Work instructions: Omit every picture and return the rest of the data unaltered.

········

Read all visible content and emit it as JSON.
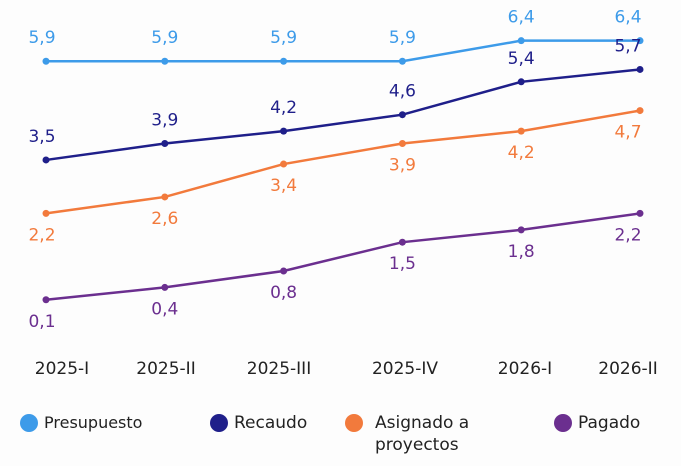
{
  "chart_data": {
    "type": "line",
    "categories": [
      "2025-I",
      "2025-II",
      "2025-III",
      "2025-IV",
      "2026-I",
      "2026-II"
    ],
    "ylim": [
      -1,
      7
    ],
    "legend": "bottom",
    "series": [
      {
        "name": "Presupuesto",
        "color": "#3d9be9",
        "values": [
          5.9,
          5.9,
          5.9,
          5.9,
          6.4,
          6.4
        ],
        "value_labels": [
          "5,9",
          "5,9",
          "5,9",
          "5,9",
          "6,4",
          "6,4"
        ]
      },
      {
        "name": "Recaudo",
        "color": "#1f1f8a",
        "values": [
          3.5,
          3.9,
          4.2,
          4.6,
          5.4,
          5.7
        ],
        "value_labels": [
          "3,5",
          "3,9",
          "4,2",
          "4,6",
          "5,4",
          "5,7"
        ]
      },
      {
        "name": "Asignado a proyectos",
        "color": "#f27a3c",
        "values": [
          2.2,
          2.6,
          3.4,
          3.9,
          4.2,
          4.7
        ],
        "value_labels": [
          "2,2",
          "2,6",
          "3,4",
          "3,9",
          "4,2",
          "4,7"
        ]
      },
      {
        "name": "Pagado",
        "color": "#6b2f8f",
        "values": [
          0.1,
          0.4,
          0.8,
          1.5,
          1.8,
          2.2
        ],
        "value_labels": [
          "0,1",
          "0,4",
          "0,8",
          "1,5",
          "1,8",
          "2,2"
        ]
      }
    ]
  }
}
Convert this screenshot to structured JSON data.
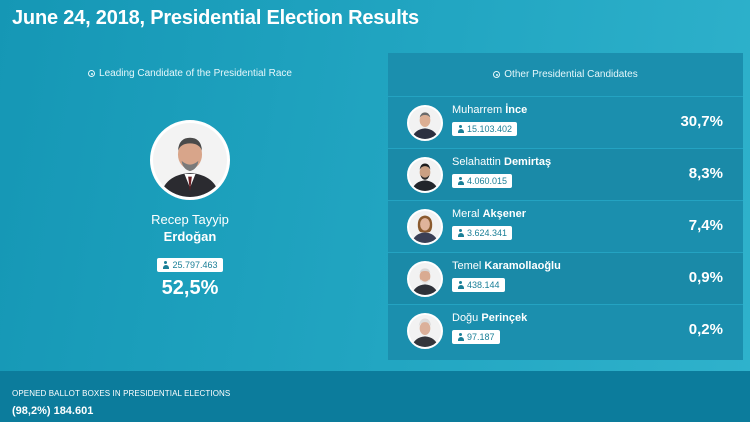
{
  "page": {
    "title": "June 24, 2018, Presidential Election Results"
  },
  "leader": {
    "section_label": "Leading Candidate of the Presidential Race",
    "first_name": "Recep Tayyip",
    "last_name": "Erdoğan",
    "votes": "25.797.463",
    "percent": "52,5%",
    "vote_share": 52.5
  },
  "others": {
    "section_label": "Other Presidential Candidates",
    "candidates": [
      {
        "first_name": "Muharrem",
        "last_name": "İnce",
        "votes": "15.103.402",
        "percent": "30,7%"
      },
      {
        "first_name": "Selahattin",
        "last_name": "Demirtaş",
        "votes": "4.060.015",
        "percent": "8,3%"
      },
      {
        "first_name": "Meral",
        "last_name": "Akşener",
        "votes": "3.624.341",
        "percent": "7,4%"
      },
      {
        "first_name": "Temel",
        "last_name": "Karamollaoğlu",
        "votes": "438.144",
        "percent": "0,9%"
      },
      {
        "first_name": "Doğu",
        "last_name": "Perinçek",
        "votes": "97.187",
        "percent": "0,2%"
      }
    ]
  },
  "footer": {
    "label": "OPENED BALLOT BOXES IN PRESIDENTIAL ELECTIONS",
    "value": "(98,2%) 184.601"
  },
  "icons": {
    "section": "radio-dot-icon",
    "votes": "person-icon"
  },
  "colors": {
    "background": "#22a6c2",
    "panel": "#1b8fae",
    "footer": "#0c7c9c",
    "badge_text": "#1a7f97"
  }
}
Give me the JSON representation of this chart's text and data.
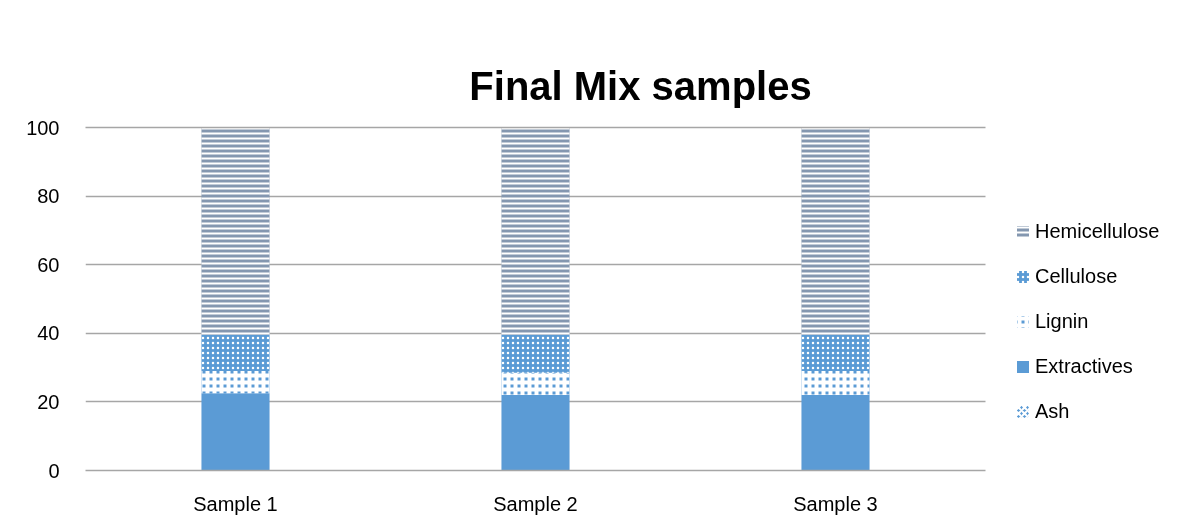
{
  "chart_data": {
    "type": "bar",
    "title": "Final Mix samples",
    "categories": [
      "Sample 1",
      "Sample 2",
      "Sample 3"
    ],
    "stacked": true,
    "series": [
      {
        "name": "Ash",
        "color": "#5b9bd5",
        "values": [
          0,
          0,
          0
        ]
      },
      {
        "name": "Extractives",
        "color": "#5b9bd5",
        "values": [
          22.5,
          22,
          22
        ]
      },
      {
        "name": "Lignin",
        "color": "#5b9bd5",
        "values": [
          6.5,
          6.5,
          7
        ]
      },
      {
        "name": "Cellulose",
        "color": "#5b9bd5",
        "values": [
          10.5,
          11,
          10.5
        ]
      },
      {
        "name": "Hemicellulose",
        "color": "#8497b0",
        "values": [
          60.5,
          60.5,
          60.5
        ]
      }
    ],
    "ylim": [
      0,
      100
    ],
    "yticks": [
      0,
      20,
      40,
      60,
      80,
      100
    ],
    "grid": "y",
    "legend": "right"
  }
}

········

Exercise response:
Read all visible content and emit it as JSON.
{
  "chart_data": {
    "type": "line",
    "categories": [
      "2025-I",
      "2025-II",
      "2025-III",
      "2025-IV",
      "2026-I",
      "2026-II"
    ],
    "ylim": [
      -1,
      7
    ],
    "legend": "bottom",
    "series": [
      {
        "name": "Presupuesto",
        "color": "#3d9be9",
        "values": [
          5.9,
          5.9,
          5.9,
          5.9,
          6.4,
          6.4
        ],
        "value_labels": [
          "5,9",
          "5,9",
          "5,9",
          "5,9",
          "6,4",
          "6,4"
        ]
      },
      {
        "name": "Recaudo",
        "color": "#1f1f8a",
        "values": [
          3.5,
          3.9,
          4.2,
          4.6,
          5.4,
          5.7
        ],
        "value_labels": [
          "3,5",
          "3,9",
          "4,2",
          "4,6",
          "5,4",
          "5,7"
        ]
      },
      {
        "name": "Asignado a proyectos",
        "color": "#f27a3c",
        "values": [
          2.2,
          2.6,
          3.4,
          3.9,
          4.2,
          4.7
        ],
        "value_labels": [
          "2,2",
          "2,6",
          "3,4",
          "3,9",
          "4,2",
          "4,7"
        ]
      },
      {
        "name": "Pagado",
        "color": "#6b2f8f",
        "values": [
          0.1,
          0.4,
          0.8,
          1.5,
          1.8,
          2.2
        ],
        "value_labels": [
          "0,1",
          "0,4",
          "0,8",
          "1,5",
          "1,8",
          "2,2"
        ]
      }
    ]
  }
}
Convert this screenshot to structured JSON data.
{
  "page": {
    "title": "June 24, 2018, Presidential Election Results"
  },
  "leader": {
    "section_label": "Leading Candidate of the Presidential Race",
    "first_name": "Recep Tayyip",
    "last_name": "Erdoğan",
    "votes": "25.797.463",
    "percent": "52,5%",
    "vote_share": 52.5
  },
  "others": {
    "section_label": "Other Presidential Candidates",
    "candidates": [
      {
        "first_name": "Muharrem",
        "last_name": "İnce",
        "votes": "15.103.402",
        "percent": "30,7%"
      },
      {
        "first_name": "Selahattin",
        "last_name": "Demirtaş",
        "votes": "4.060.015",
        "percent": "8,3%"
      },
      {
        "first_name": "Meral",
        "last_name": "Akşener",
        "votes": "3.624.341",
        "percent": "7,4%"
      },
      {
        "first_name": "Temel",
        "last_name": "Karamollaoğlu",
        "votes": "438.144",
        "percent": "0,9%"
      },
      {
        "first_name": "Doğu",
        "last_name": "Perinçek",
        "votes": "97.187",
        "percent": "0,2%"
      }
    ]
  },
  "footer": {
    "label": "OPENED BALLOT BOXES IN PRESIDENTIAL ELECTIONS",
    "value": "(98,2%) 184.601"
  },
  "icons": {
    "section": "radio-dot-icon",
    "votes": "person-icon"
  },
  "colors": {
    "background": "#22a6c2",
    "panel": "#1b8fae",
    "footer": "#0c7c9c",
    "badge_text": "#1a7f97"
  }
}
Give me the JSON representation of this chart's text and data.
{
  "chart_data": {
    "type": "bar",
    "title": "Final Mix samples",
    "categories": [
      "Sample 1",
      "Sample 2",
      "Sample 3"
    ],
    "stacked": true,
    "series": [
      {
        "name": "Ash",
        "color": "#5b9bd5",
        "values": [
          0,
          0,
          0
        ]
      },
      {
        "name": "Extractives",
        "color": "#5b9bd5",
        "values": [
          22.5,
          22,
          22
        ]
      },
      {
        "name": "Lignin",
        "color": "#5b9bd5",
        "values": [
          6.5,
          6.5,
          7
        ]
      },
      {
        "name": "Cellulose",
        "color": "#5b9bd5",
        "values": [
          10.5,
          11,
          10.5
        ]
      },
      {
        "name": "Hemicellulose",
        "color": "#8497b0",
        "values": [
          60.5,
          60.5,
          60.5
        ]
      }
    ],
    "ylim": [
      0,
      100
    ],
    "yticks": [
      0,
      20,
      40,
      60,
      80,
      100
    ],
    "grid": "y",
    "legend": "right"
  }
}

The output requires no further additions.